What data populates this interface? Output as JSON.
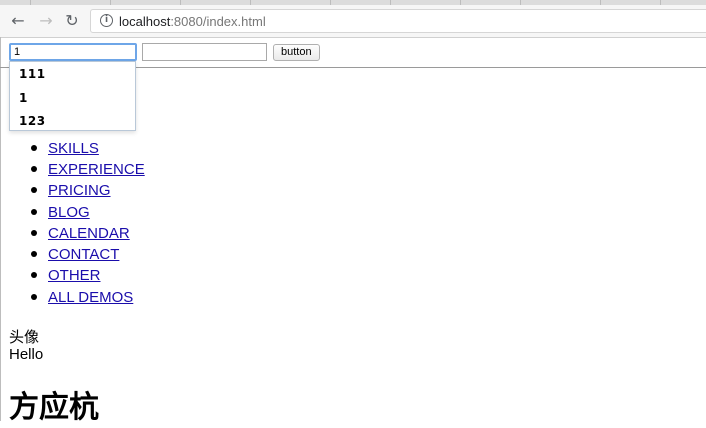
{
  "browser": {
    "back_icon": "arrow-left-icon",
    "forward_icon": "arrow-right-icon",
    "reload_icon": "reload-icon",
    "info_icon": "info-icon",
    "url_host": "localhost",
    "url_rest": ":8080/index.html"
  },
  "form": {
    "input1_value": "1",
    "input2_value": "",
    "button_label": "button"
  },
  "autocomplete": {
    "items": [
      "111",
      "1",
      "123"
    ]
  },
  "nav": {
    "items": [
      "SKILLS",
      "EXPERIENCE",
      "PRICING",
      "BLOG",
      "CALENDAR",
      "CONTACT",
      "OTHER",
      "ALL DEMOS"
    ]
  },
  "content": {
    "avatar_label": "头像",
    "hello": "Hello",
    "heading": "方应杭"
  }
}
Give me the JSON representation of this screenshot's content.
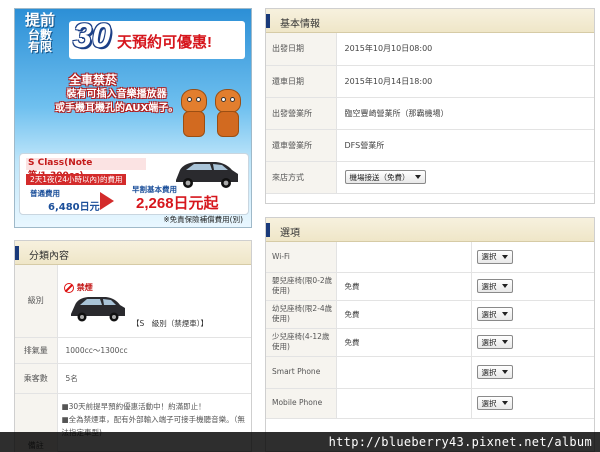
{
  "banner": {
    "prefix_line1": "提前",
    "prefix_line2": "台數",
    "prefix_line3": "有限",
    "days": "30",
    "headline": "天預約可優惠!",
    "sub_title": "全車禁菸",
    "sub_line1": "裝有可插入音樂播放器",
    "sub_line2": "或手機耳機孔的AUX端子。",
    "car_class": "S Class(Note等/1,300cc)",
    "plan_text": "2天1夜(24小時以內)的費用",
    "normal_label": "普通費用",
    "normal_price": "6,480日元",
    "early_label": "早割基本費用",
    "early_price": "2,268日元起",
    "note": "※免責保險補償費用(別)"
  },
  "category": {
    "title": "分類內容",
    "rows": {
      "class_label": "級別",
      "no_smoking_badge": "禁煙",
      "class_value": "【S　級別（禁煙車）】",
      "displacement_label": "排氣量",
      "displacement_value": "1000cc～1300cc",
      "capacity_label": "乘客數",
      "capacity_value": "5名",
      "notes_label": "備註",
      "notes": [
        "■30天前提早預約優惠活動中！約滿即止！",
        "■全為禁煙車，配有外部輸入端子可接手機聽音樂。（無",
        "法指定車型)"
      ]
    }
  },
  "basic_info": {
    "title": "基本情報",
    "rows": [
      {
        "label": "出發日期",
        "value": "2015年10月10日08:00"
      },
      {
        "label": "還車日期",
        "value": "2015年10月14日18:00"
      },
      {
        "label": "出發營業所",
        "value": "臨空豐崎營業所（那霸機場）"
      },
      {
        "label": "還車營業所",
        "value": "DFS營業所"
      }
    ],
    "method_label": "來店方式",
    "method_value": "機場接送（免費）"
  },
  "options": {
    "title": "選項",
    "rows": [
      {
        "label": "Wi-Fi",
        "price": "",
        "select": "選択"
      },
      {
        "label": "嬰兒座椅(限0-2歲使用)",
        "price": "免費",
        "select": "選択"
      },
      {
        "label": "幼兒座椅(限2-4歲使用)",
        "price": "免費",
        "select": "選択"
      },
      {
        "label": "少兒座椅(4-12歲使用)",
        "price": "免費",
        "select": "選択"
      },
      {
        "label": "Smart Phone",
        "price": "",
        "select": "選択"
      },
      {
        "label": "Mobile Phone",
        "price": "",
        "select": "選択"
      }
    ]
  },
  "watermark": "http://blueberry43.pixnet.net/album",
  "colors": {
    "section_bar": "#1a3a7a",
    "accent_red": "#d6161d",
    "banner_blue": "#2c8fd6"
  }
}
※
Read the entries above, then pull out the lines that include "content".

» Solution to the problem:
  "content": {
Give me the JSON representation of this screenshot's content.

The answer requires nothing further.